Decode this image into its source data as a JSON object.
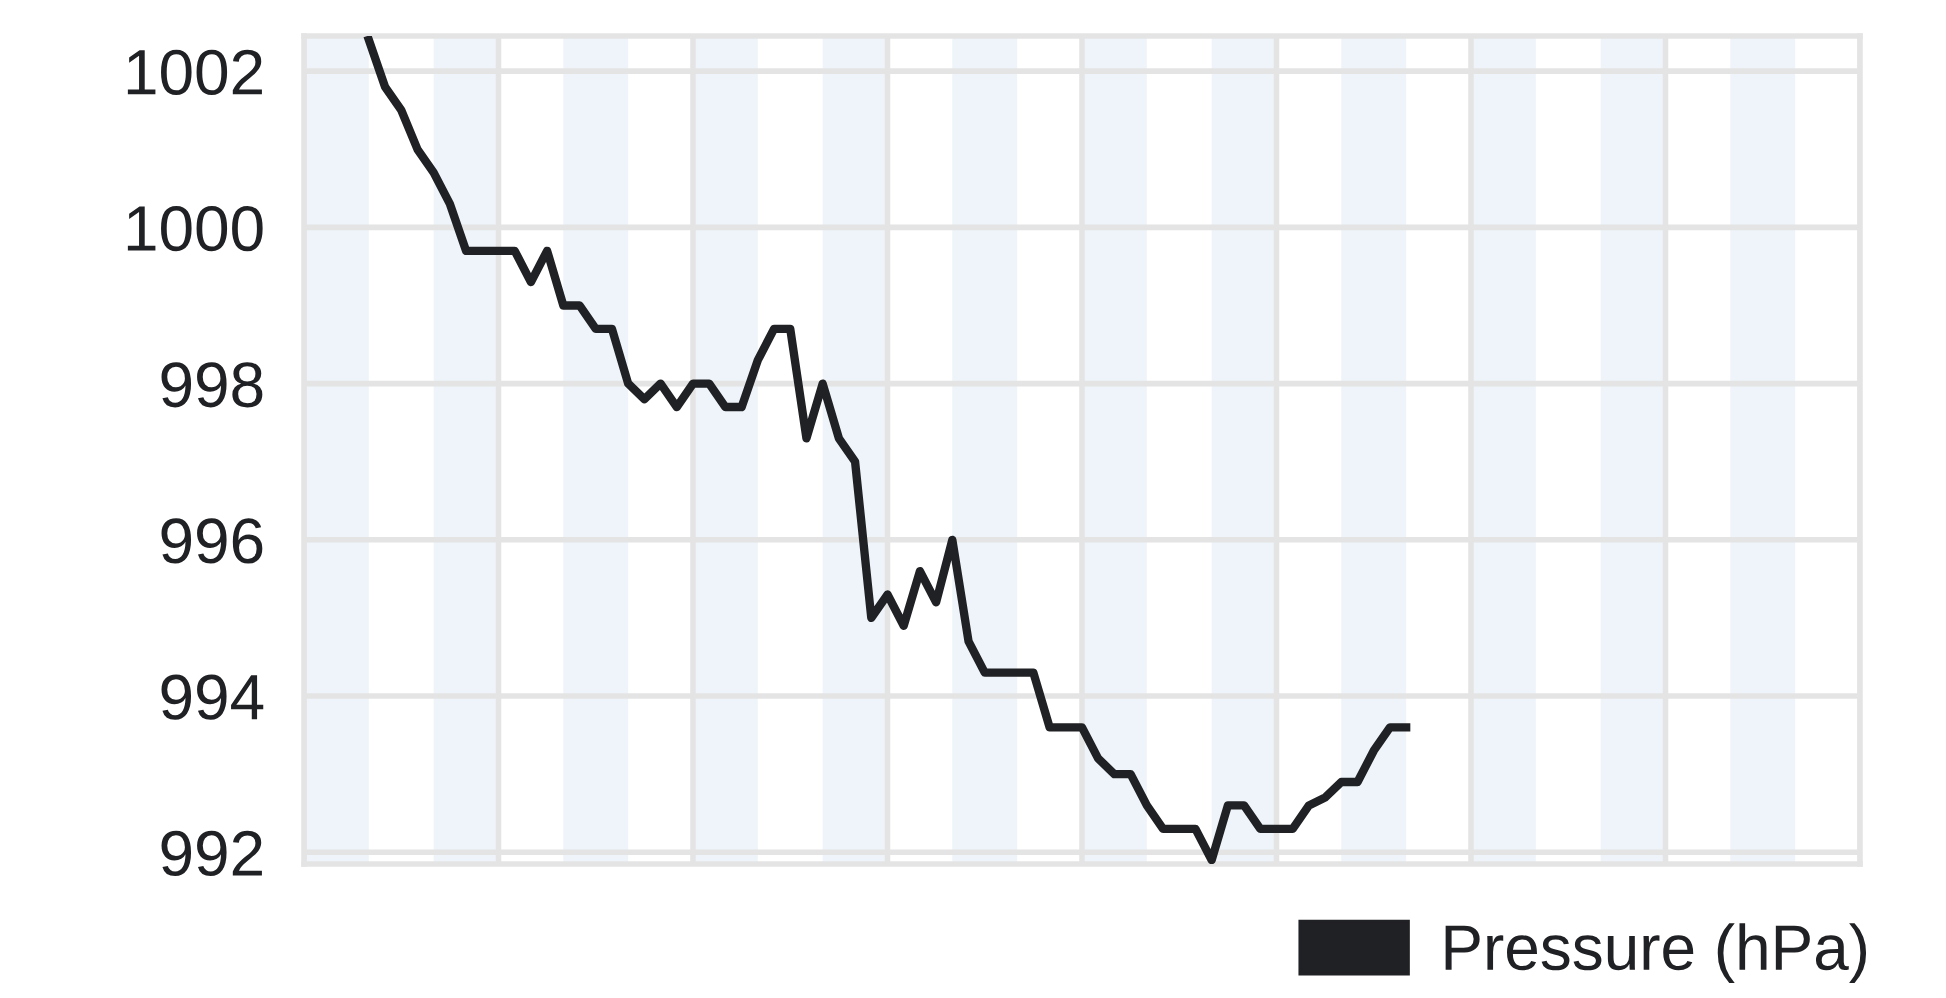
{
  "chart_data": {
    "type": "line",
    "categories": [
      null,
      null,
      null,
      null,
      null,
      null,
      null,
      null,
      null,
      null,
      null,
      null,
      null,
      null,
      null,
      null,
      null,
      null,
      null,
      null,
      null,
      null,
      null,
      null,
      null,
      null,
      null,
      null,
      null,
      null,
      null,
      null,
      null,
      null,
      null,
      null,
      null,
      null,
      null,
      null,
      null,
      null,
      null,
      null,
      null,
      null,
      null,
      null,
      null,
      null,
      null,
      null,
      null,
      null,
      null,
      null,
      null,
      null,
      null,
      null,
      null,
      null,
      null,
      null,
      null,
      null,
      null,
      null,
      null,
      null,
      null,
      null,
      null,
      null,
      null,
      null,
      null,
      null,
      null,
      null,
      null,
      null,
      null,
      null,
      null,
      null,
      null,
      null,
      null,
      null,
      null,
      null,
      null,
      null,
      null,
      null,
      null
    ],
    "series": [
      {
        "name": "Pressure (hPa)",
        "color": "#202124",
        "values": [
          null,
          null,
          null,
          null,
          1002.4,
          1001.8,
          1001.5,
          1001.0,
          1000.7,
          1000.3,
          999.7,
          999.7,
          999.7,
          999.7,
          999.3,
          999.7,
          999.0,
          999.0,
          998.7,
          998.7,
          998.0,
          997.8,
          998.0,
          997.7,
          998.0,
          998.0,
          997.7,
          997.7,
          998.3,
          998.7,
          998.7,
          997.3,
          998.0,
          997.3,
          997.0,
          995.0,
          995.3,
          994.9,
          995.6,
          995.2,
          996.0,
          994.7,
          994.3,
          994.3,
          994.3,
          994.3,
          993.6,
          993.6,
          993.6,
          993.2,
          993.0,
          993.0,
          992.6,
          992.3,
          992.3,
          992.3,
          991.9,
          992.6,
          992.6,
          992.3,
          992.3,
          992.3,
          992.6,
          992.7,
          992.9,
          992.9,
          993.3,
          993.6,
          993.6,
          null,
          null,
          null,
          null,
          null,
          null,
          null,
          null,
          null,
          null,
          null,
          null,
          null,
          null,
          null,
          null,
          null,
          null,
          null,
          null,
          null,
          null,
          null,
          null,
          null,
          null,
          null,
          null
        ]
      }
    ],
    "ylim": [
      991.85,
      1002.45
    ],
    "yticks": [
      992,
      994,
      996,
      998,
      1000,
      1002
    ],
    "grid": true,
    "legend": "bottom right",
    "tick_labels": "y",
    "marker": "none",
    "line_style": "solid"
  }
}
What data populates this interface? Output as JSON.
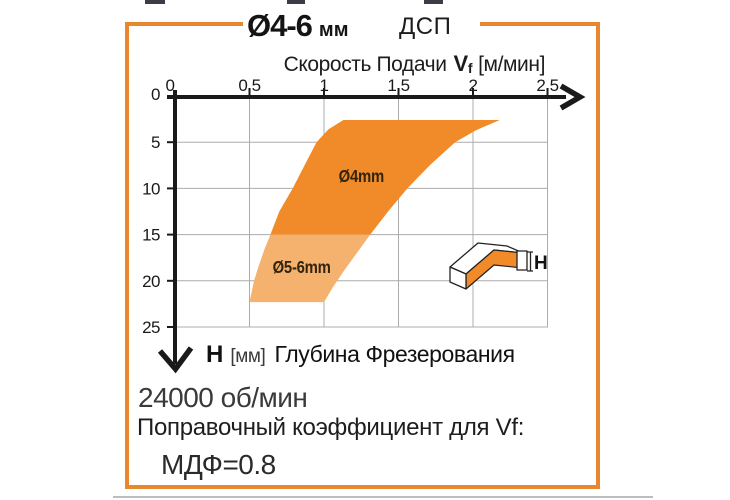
{
  "ui": {
    "title": {
      "diameter": "Ø4-6",
      "diameter_unit": "мм",
      "material": "ДСП"
    },
    "x_axis": {
      "label": "Скорость Подачи",
      "symbol": "V",
      "symbol_sub": "f",
      "units": "[м/мин]"
    },
    "y_axis": {
      "symbol": "H",
      "units": "[мм]",
      "label": "Глубина Фрезерования"
    },
    "notes": {
      "rpm": "24000 об/мин",
      "correction_title": "Поправочный коэффициент для Vf:",
      "correction_value": "МДФ=0.8"
    },
    "icon_label": "H"
  },
  "chart_data": {
    "type": "area",
    "title": "Ø4-6 мм ДСП",
    "xlabel": "Скорость Подачи Vf [м/мин]",
    "ylabel": "H [мм] Глубина Фрезерования",
    "xlim": [
      0,
      2.5
    ],
    "ylim": [
      0,
      25
    ],
    "y_axis_inverted": true,
    "grid": true,
    "x_ticks": [
      0,
      0.5,
      1,
      1.5,
      2,
      2.5
    ],
    "y_ticks": [
      0,
      5,
      10,
      15,
      20,
      25
    ],
    "series": [
      {
        "name": "Ø4mm",
        "color": "#F18A28",
        "label_pos": [
          1.25,
          9.3
        ],
        "region": [
          [
            0.64,
            15
          ],
          [
            0.7,
            12.5
          ],
          [
            0.79,
            10
          ],
          [
            0.87,
            7.5
          ],
          [
            0.95,
            5
          ],
          [
            1.03,
            3.6
          ],
          [
            1.13,
            2.6
          ],
          [
            2.18,
            2.6
          ],
          [
            2.02,
            3.7
          ],
          [
            1.88,
            5
          ],
          [
            1.71,
            7.5
          ],
          [
            1.56,
            10
          ],
          [
            1.43,
            12.5
          ],
          [
            1.31,
            15
          ]
        ]
      },
      {
        "name": "Ø5-6mm",
        "color": "#F5B26E",
        "label_pos": [
          0.85,
          19.15
        ],
        "region": [
          [
            0.5,
            22.3
          ],
          [
            0.53,
            20
          ],
          [
            0.56,
            18.5
          ],
          [
            0.6,
            16.6
          ],
          [
            0.64,
            15
          ],
          [
            1.31,
            15
          ],
          [
            1.22,
            17
          ],
          [
            1.13,
            19
          ],
          [
            1.06,
            20.7
          ],
          [
            1.0,
            22.3
          ]
        ]
      }
    ],
    "annotations": {
      "spindle_speed": "24000 об/мин",
      "vf_correction_note": "Поправочный коэффициент для Vf:",
      "vf_correction": {
        "МДФ": 0.8
      },
      "material": "ДСП",
      "tool_diameter_range": "Ø4-6 мм"
    }
  },
  "colors": {
    "accent_orange": "#E8872E",
    "band_dark": "#F18A28",
    "band_light": "#F5B26E",
    "axis": "#1a1a1a",
    "grid": "#ACACAC"
  }
}
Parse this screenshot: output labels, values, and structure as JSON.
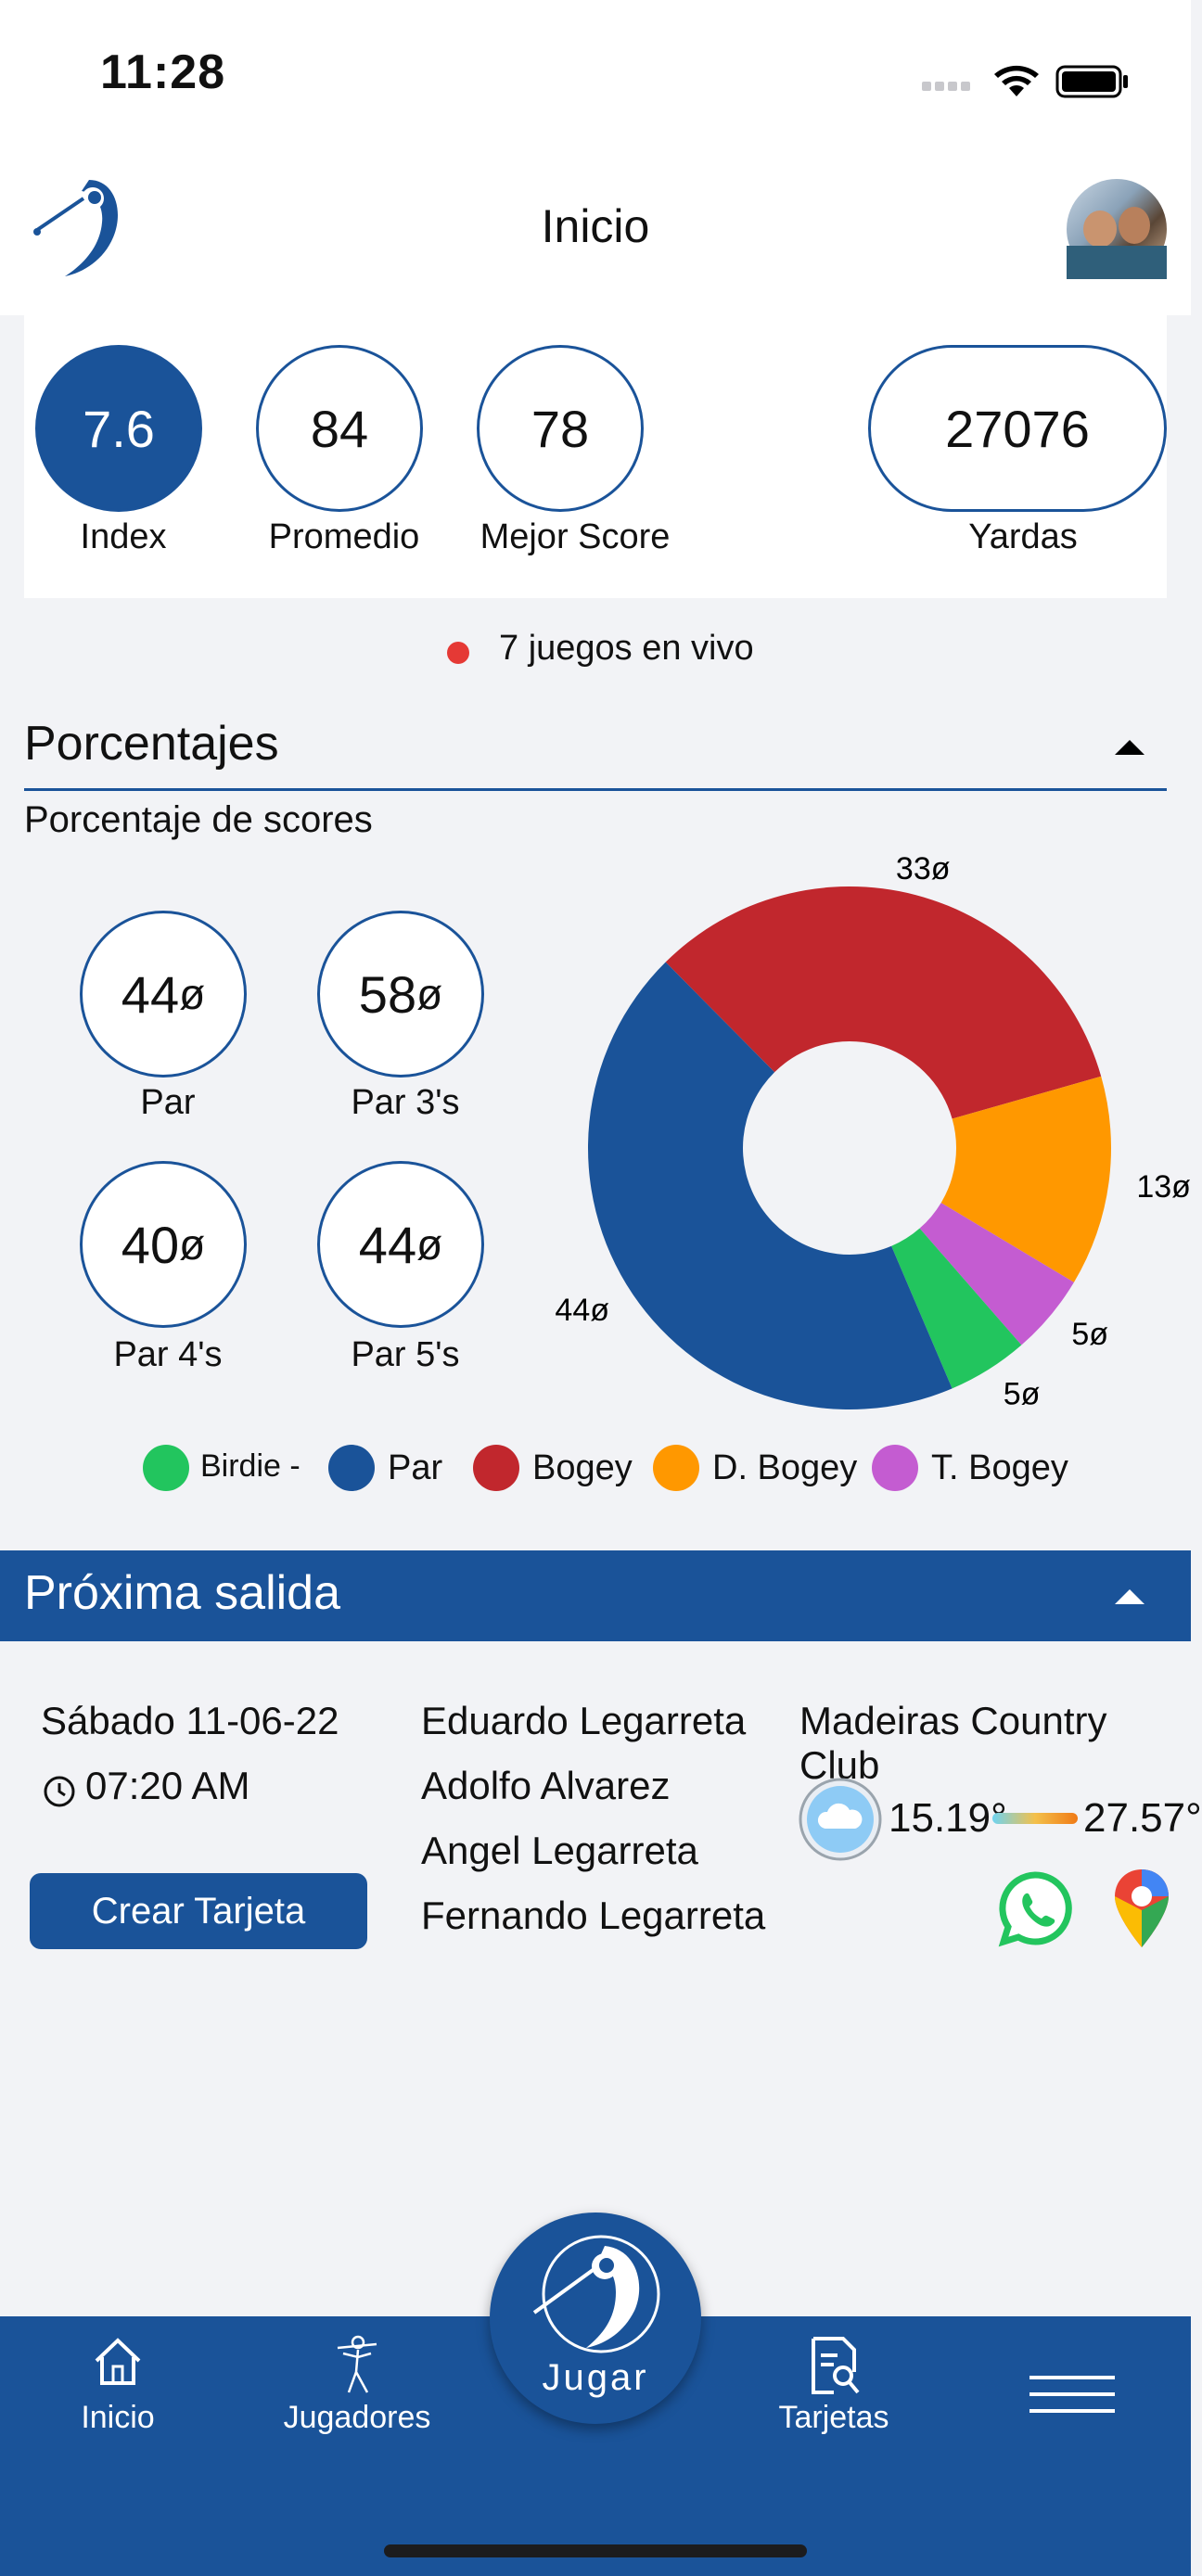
{
  "status_bar": {
    "time": "11:28"
  },
  "header": {
    "title": "Inicio"
  },
  "stats": {
    "index_value": "7.6",
    "index_label": "Index",
    "promedio_value": "84",
    "promedio_label": "Promedio",
    "mejor_value": "78",
    "mejor_label": "Mejor Score",
    "yardas_value": "27076",
    "yardas_label": "Yardas"
  },
  "live": {
    "text": "7 juegos en vivo"
  },
  "porcentajes": {
    "title": "Porcentajes",
    "subtitle": "Porcentaje de scores",
    "circles": [
      {
        "value": "44",
        "label": "Par"
      },
      {
        "value": "58",
        "label": "Par 3's"
      },
      {
        "value": "40",
        "label": "Par 4's"
      },
      {
        "value": "44",
        "label": "Par 5's"
      }
    ]
  },
  "chart_data": {
    "type": "pie",
    "categories": [
      "Bogey",
      "D. Bogey",
      "T. Bogey",
      "Birdie -",
      "Par"
    ],
    "values": [
      33,
      13,
      5,
      5,
      44
    ],
    "data_labels": [
      "33",
      "13",
      "5",
      "5",
      "44"
    ],
    "colors": [
      "#c1272d",
      "#ff9800",
      "#c45cd1",
      "#22c55e",
      "#1a5399"
    ]
  },
  "legend": [
    {
      "label": "Birdie -",
      "color": "#22c55e"
    },
    {
      "label": "Par",
      "color": "#1a5399"
    },
    {
      "label": "Bogey",
      "color": "#c1272d"
    },
    {
      "label": "D. Bogey",
      "color": "#ff9800"
    },
    {
      "label": "T. Bogey",
      "color": "#c45cd1"
    }
  ],
  "proxima": {
    "title": "Próxima salida",
    "date": "Sábado 11-06-22",
    "time": "07:20 AM",
    "button": "Crear Tarjeta",
    "players": [
      "Eduardo Legarreta",
      "Adolfo Alvarez",
      "Angel Legarreta",
      "Fernando Legarreta"
    ],
    "club": "Madeiras Country Club",
    "temp_min": "15.19°",
    "temp_max": "27.57°"
  },
  "nav": {
    "inicio": "Inicio",
    "jugadores": "Jugadores",
    "jugar": "Jugar",
    "tarjetas": "Tarjetas"
  },
  "colors": {
    "primary": "#1a5399",
    "live_dot": "#e53935"
  }
}
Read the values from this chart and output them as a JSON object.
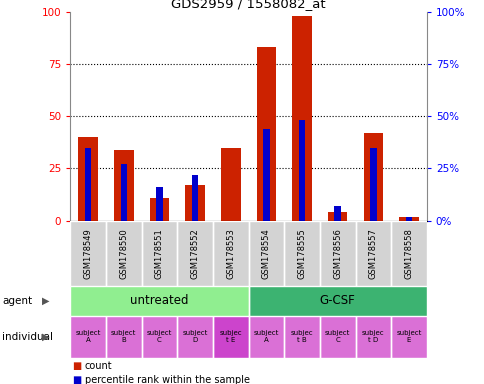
{
  "title": "GDS2959 / 1558082_at",
  "samples": [
    "GSM178549",
    "GSM178550",
    "GSM178551",
    "GSM178552",
    "GSM178553",
    "GSM178554",
    "GSM178555",
    "GSM178556",
    "GSM178557",
    "GSM178558"
  ],
  "count_values": [
    40,
    34,
    11,
    17,
    35,
    83,
    98,
    4,
    42,
    2
  ],
  "percentile_values": [
    35,
    27,
    16,
    22,
    0,
    44,
    48,
    7,
    35,
    2
  ],
  "agent_groups": [
    {
      "label": "untreated",
      "start": 0,
      "end": 5,
      "color": "#90ee90"
    },
    {
      "label": "G-CSF",
      "start": 5,
      "end": 10,
      "color": "#3cb371"
    }
  ],
  "individuals": [
    {
      "label": "subject\nA",
      "idx": 0,
      "color": "#da70d6"
    },
    {
      "label": "subject\nB",
      "idx": 1,
      "color": "#da70d6"
    },
    {
      "label": "subject\nC",
      "idx": 2,
      "color": "#da70d6"
    },
    {
      "label": "subject\nD",
      "idx": 3,
      "color": "#da70d6"
    },
    {
      "label": "subjec\nt E",
      "idx": 4,
      "color": "#cc44cc"
    },
    {
      "label": "subject\nA",
      "idx": 5,
      "color": "#da70d6"
    },
    {
      "label": "subjec\nt B",
      "idx": 6,
      "color": "#da70d6"
    },
    {
      "label": "subject\nC",
      "idx": 7,
      "color": "#da70d6"
    },
    {
      "label": "subjec\nt D",
      "idx": 8,
      "color": "#da70d6"
    },
    {
      "label": "subject\nE",
      "idx": 9,
      "color": "#da70d6"
    }
  ],
  "bar_color": "#cc2200",
  "percentile_color": "#0000cc",
  "ylim": [
    0,
    100
  ],
  "yticks": [
    0,
    25,
    50,
    75,
    100
  ],
  "bar_width": 0.55,
  "percentile_bar_width": 0.18,
  "sample_area_color": "#d3d3d3",
  "fig_bg": "#ffffff"
}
○ ○ ○ ○ ○ ○ ○
## GIVEN EXERCISE
Return each line with "Поправочный".

## THE RESPONSE
      "correction_title": "Поправочный коэффициент для Vf:",
      "vf_correction_note": "Поправочный коэффициент для Vf:",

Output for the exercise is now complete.